» Do this: Your task is to quote the material that follows, in full and exactly.

* START Given records *

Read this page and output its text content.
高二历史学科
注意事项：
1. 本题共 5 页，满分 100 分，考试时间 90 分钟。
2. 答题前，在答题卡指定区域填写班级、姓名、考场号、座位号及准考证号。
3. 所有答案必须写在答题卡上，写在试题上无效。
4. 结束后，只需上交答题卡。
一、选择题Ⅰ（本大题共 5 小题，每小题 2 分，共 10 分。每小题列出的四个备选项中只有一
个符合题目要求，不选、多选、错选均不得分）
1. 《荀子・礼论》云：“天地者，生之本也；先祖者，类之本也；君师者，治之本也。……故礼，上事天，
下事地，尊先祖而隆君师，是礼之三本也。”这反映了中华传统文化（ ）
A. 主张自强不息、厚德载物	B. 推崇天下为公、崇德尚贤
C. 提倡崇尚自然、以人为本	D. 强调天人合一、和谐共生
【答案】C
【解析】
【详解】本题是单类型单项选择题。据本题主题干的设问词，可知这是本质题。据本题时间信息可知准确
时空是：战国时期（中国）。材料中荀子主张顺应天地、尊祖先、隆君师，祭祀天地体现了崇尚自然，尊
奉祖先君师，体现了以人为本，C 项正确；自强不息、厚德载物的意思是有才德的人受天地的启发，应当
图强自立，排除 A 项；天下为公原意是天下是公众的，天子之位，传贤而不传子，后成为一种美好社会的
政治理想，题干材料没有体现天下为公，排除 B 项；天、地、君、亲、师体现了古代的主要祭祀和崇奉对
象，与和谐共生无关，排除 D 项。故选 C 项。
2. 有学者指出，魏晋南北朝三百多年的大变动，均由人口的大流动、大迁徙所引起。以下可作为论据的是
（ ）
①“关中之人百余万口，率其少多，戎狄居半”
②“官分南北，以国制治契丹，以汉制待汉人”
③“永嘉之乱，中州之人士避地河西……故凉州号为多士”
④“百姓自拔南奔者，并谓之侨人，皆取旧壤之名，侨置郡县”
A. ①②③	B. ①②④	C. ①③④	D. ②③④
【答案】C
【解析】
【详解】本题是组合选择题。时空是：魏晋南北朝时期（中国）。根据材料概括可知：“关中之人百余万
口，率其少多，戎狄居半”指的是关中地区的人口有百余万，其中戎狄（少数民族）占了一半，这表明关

* END Given records *

» Exercise result:
Read this page and output its text content.
高二历史学科
注意事项：
1. 本题共 5 页，满分 100 分，考试时间 90 分钟。
2. 答题前，在答题卡指定区域填写班级、姓名、考场号、座位号及准考证号。
3. 所有答案必须写在答题卡上，写在试题上无效。
4. 结束后，只需上交答题卡。
一、选择题Ⅰ（本大题共 5 小题，每小题 2 分，共 10 分。每小题列出的四个备选项中只有一
个符合题目要求，不选、多选、错选均不得分）
1. 《荀子・礼论》云：“天地者，生之本也；先祖者，类之本也；君师者，治之本也。……故礼，上事天，
下事地，尊先祖而隆君师，是礼之三本也。”这反映了中华传统文化（ ）
A. 主张自强不息、厚德载物	B. 推崇天下为公、崇德尚贤
C. 提倡崇尚自然、以人为本	D. 强调天人合一、和谐共生
【答案】C
【解析】
【详解】本题是单类型单项选择题。据本题主题干的设问词，可知这是本质题。据本题时间信息可知准确
时空是：战国时期（中国）。材料中荀子主张顺应天地、尊祖先、隆君师，祭祀天地体现了崇尚自然，尊
奉祖先君师，体现了以人为本，C 项正确；自强不息、厚德载物的意思是有才德的人受天地的启发，应当
图强自立，排除 A 项；天下为公原意是天下是公众的，天子之位，传贤而不传子，后成为一种美好社会的
政治理想，题干材料没有体现天下为公，排除 B 项；天、地、君、亲、师体现了古代的主要祭祀和崇奉对
象，与和谐共生无关，排除 D 项。故选 C 项。
2. 有学者指出，魏晋南北朝三百多年的大变动，均由人口的大流动、大迁徙所引起。以下可作为论据的是
（ ）
①“关中之人百余万口，率其少多，戎狄居半”
②“官分南北，以国制治契丹，以汉制待汉人”
③“永嘉之乱，中州之人士避地河西……故凉州号为多士”
④“百姓自拔南奔者，并谓之侨人，皆取旧壤之名，侨置郡县”
A. ①②③	B. ①②④	C. ①③④	D. ②③④
【答案】C
【解析】
【详解】本题是组合选择题。时空是：魏晋南北朝时期（中国）。根据材料概括可知：“关中之人百余万
口，率其少多，戎狄居半”指的是关中地区的人口有百余万，其中戎狄（少数民族）占了一半，这表明关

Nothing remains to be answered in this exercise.